What the task requires:
Continue the C++ code review that follows from where it stops.

Document passage:
Start of Block

For starters, code as written won't compile in GCC. :-(

"void main() is explicitly prohibited by the C++ standard and shouldn't be used"

http://stackoverflow.com/questions/204476/what-should-main-return-in-c-c

Rather than #include <time.h>, #include <cstdlib>. That will correctly give you rand and abs. There used to be some flak about including anything that ends in ".h" out of the standard library and instead use the "c-prefixed-and-non-suffixed" versions, but last I checked it didn't actually make a difference. Still, some people think it does, so best not to upset them.

Read this post of mine about numeric_limits, and replace your USHRT_MAX and UINT_MAX appropriately.

http://hostilefork.com/2009/03/31/modern_cpp_or_modern_art/

GCC doesn't like this line:

unsigned int most_mutation = unsigned int(size * 0.1);

I'm not sure what the point of that is supposed to be. If you want to static cast it for clarity, I guess that's fine:

unsigned int most_mutation = static_cast<unsigned int>(size * 0.1);

With those changes, it compiles in GCC. Speaking of which: whatever compiler you are using...it can be helpful to have a virtual machine around to use some different ones on your code (Clang, GCC, MSVC) and see what they report.


The next best-practices step is to bump the warnings all-the-way-up. I'm now using settings I got from an answer by David Stone. Here's what that gives us:

test.cpp:226:0: error: ignoring #pragma region  [-Werror=unknown-pragmas]
test.cpp:272:0: error: ignoring #pragma endregion  [-Werror=unknown-pragmas]
test.cpp: In member function ‘void algo::run(long unsigned int, unsigned int, unsigned int, bool)’:
test.cpp:107:86: error: use of old-style cast [-Werror=old-style-cast]
test.cpp:67:27: error: switch missing default case [-Werror=switch-default]
test.cpp: In member function ‘void algo::mutate(unsigned int)’:
test.cpp:212:40: error: conversion to ‘unsigned int’ from ‘int’ may change the sign of the result [-Werror=sign-conversion]
test.cpp:215:77: error: conversion to ‘unsigned int’ from ‘int’ may change the sign of the result [-Werror=sign-conversion]
test.cpp:218:50: error: conversion to ‘unsigned int’ from ‘int’ may change the sign of the result [-Werror=sign-conversion]
test.cpp:220:35: error: conversion to ‘size_t {aka unsigned int}’ from ‘int’ may change the sign of the result [-Werror=sign-conversion]
test.cpp: In function ‘int main()’:
test.cpp:277:34: error: use of old-style cast [-Werror=old-style-cast]

You can address those on your own, but I'll cover the pragma philosophy. Firstly: I never indent preprocessor directives--it calls them out more clearly. But even better: don't use 'em, especially not for a fluffy IDE feature (why doesn't it use a certain comment to cue that?) Pragmas are "implementation defined", and putting little bits of dirt in your program like this is a slippery slope. GCC used to discourage this:

In some languages (including C), even the compiler is not bound to behave in a sensible manner once undefined behavior has been invoked. One instance of undefined behavior acting as an Easter egg is the behavior of early versions of the GCC C compiler when given a program containing the #pragma directive, which has implementation-defined behavior according to the C standard. In practice, many C implementations recognize, for example, #pragma once as a rough equivalent of #include guards — but GCC 1.17, upon finding a #pragma directive, would instead attempt to launch commonly distributed Unix games such as NetHack and Rogue, or start Emacs running a simulation of the Towers of Hanoi.

End of Block

Data records:
Start of Block

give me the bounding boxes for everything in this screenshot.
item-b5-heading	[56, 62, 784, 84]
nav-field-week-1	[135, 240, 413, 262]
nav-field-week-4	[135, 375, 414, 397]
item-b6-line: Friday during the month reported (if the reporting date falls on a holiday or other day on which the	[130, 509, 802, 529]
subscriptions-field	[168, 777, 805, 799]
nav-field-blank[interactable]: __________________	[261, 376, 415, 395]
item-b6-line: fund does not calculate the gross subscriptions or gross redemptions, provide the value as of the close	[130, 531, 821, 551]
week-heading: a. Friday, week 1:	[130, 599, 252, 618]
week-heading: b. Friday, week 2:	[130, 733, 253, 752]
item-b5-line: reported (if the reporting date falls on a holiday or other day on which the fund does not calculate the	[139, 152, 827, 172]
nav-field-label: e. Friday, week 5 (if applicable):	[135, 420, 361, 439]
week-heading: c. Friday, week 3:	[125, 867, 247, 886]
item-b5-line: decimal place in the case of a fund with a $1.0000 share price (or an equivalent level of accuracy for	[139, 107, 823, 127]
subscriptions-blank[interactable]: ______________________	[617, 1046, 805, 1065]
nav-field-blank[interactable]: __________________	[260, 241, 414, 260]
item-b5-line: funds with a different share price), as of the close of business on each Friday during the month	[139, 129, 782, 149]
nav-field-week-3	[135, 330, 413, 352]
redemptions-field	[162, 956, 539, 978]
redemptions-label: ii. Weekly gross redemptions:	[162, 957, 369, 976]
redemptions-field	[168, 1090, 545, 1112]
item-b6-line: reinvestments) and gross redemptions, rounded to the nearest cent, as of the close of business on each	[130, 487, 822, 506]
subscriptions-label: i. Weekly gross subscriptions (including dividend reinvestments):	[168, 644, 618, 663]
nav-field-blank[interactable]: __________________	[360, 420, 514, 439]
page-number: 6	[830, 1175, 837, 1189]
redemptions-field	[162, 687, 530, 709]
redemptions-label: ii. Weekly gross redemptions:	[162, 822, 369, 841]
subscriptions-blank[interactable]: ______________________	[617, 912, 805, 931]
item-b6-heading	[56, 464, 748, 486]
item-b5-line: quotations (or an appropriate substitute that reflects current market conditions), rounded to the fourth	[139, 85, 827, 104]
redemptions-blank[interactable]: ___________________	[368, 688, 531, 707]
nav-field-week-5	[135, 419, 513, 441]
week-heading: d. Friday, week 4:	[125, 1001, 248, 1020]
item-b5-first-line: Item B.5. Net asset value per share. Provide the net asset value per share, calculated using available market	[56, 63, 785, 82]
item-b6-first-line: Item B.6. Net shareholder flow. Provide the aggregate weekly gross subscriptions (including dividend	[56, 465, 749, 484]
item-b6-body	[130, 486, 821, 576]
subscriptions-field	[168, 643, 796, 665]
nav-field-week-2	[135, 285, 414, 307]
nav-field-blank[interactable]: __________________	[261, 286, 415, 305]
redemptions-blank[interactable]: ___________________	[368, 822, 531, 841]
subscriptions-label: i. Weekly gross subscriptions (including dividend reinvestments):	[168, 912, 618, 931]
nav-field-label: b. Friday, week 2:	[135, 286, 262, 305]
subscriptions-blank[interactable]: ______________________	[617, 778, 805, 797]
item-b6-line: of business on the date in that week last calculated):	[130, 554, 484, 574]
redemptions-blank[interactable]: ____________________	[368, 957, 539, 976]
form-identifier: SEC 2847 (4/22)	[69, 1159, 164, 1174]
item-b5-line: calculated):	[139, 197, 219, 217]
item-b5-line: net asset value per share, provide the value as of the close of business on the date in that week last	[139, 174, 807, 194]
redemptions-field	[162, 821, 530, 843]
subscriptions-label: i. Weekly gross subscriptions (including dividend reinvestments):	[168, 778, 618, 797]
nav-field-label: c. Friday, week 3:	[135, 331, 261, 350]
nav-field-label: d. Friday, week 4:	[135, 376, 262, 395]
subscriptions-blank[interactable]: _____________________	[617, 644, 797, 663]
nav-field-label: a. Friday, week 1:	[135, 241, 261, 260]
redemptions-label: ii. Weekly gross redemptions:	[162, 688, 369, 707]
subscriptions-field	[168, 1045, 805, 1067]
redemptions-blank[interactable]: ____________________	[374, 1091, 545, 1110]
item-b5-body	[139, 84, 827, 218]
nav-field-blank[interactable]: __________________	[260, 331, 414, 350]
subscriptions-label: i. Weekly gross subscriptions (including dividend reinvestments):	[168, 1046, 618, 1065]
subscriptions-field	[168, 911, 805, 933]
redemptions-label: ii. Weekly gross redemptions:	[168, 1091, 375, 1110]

End of Block

Written answer:
Now I'll just ramble about formatting and style, without trying to grok the "big picture" of what your code is for. :)

This is a matter of taste, but in implementation files using namespace std; can make your code less wordy. (Doing it in headers is not considered a good practice, as it would then be inherited by all implementation files that used the headers...giving them less control over potential name collisions.)

Also, it's generally considered a bad idea to make data members in your classes public. Narrowing the interface through methods gives you more wiggle room to modify the implementation without clients of the class to be rewritten. So:

using namespace std;

class algo
{
    private:
        vector<unsigned short> code;
        vector<unsigned int> output;
        bool debug_info;

    public:
        algo()
        {
        /* stuff... */

I personally like to see spaces between things and logical breaks in output. So following on that I'd turn:

std::cout<<std::endl<<"size: "<<code_size<<std::endl<<
        std::endl<<"output: "<<std::endl;
size_t output_size = output.size();
for (size_t t = 0; t < output_size; t++)
    std::cout<<output[t]<<std::endl;

...into the much-less-claustrophobic:

cout << endl;
cout << "size: " << code_size << endl;
cout << endl;
cout << "output: " << endl;
for (size_t t = 0; t < output_size; t++) {
    cout << output[t] << endl;
}

Again in the "matter of taste" department, I prefer to use the C++ keywords for logical operations, so I would write:

if (reset && !is_reset_p)

...as:

if (reset and (not is_reset_p))

But that's just me, since I never try to write C++ code that will still compile in C...so I figure the keywords are there, why not use 'em for readability. Plus I use a proportional font to edit, and the ! for not can be hard to see...e.g. !list.isNull().

Also, I indent the breaks in my switch statements and not the cases. It makes it more parallel to an "if" by putting the case at the same level as the switch, and makes the cases stand out better. You also don't chew up screen space as rapidly:

switch(instruction)
{
case 0:
    if (debug_info) {
        cout << "end";
    }
    cont = false;
    can_resume_p = false;
    break;
 case 1:

I also would suggest always putting braces around code in if statements, and not putting code on the same line as the condition. Beyond aesthetics, this makes editing the condition and editing the code edits to different lines in version control systems. (And always using braces means you don't have to generate a diff on the condition line when you go from one-line of code to multiple-lines of code or vice-versa.)

The use of unsigned types is verbose and of questionable advantage. I never really thought that reclaiming half the numeric range mattered much (most of the time). But once I believed it was better for quantities that were always supposed to be unsigned to be labeled thusly, for type correctness. It isn't really the win you'd think, and probably obscures as many bugs as it prevents.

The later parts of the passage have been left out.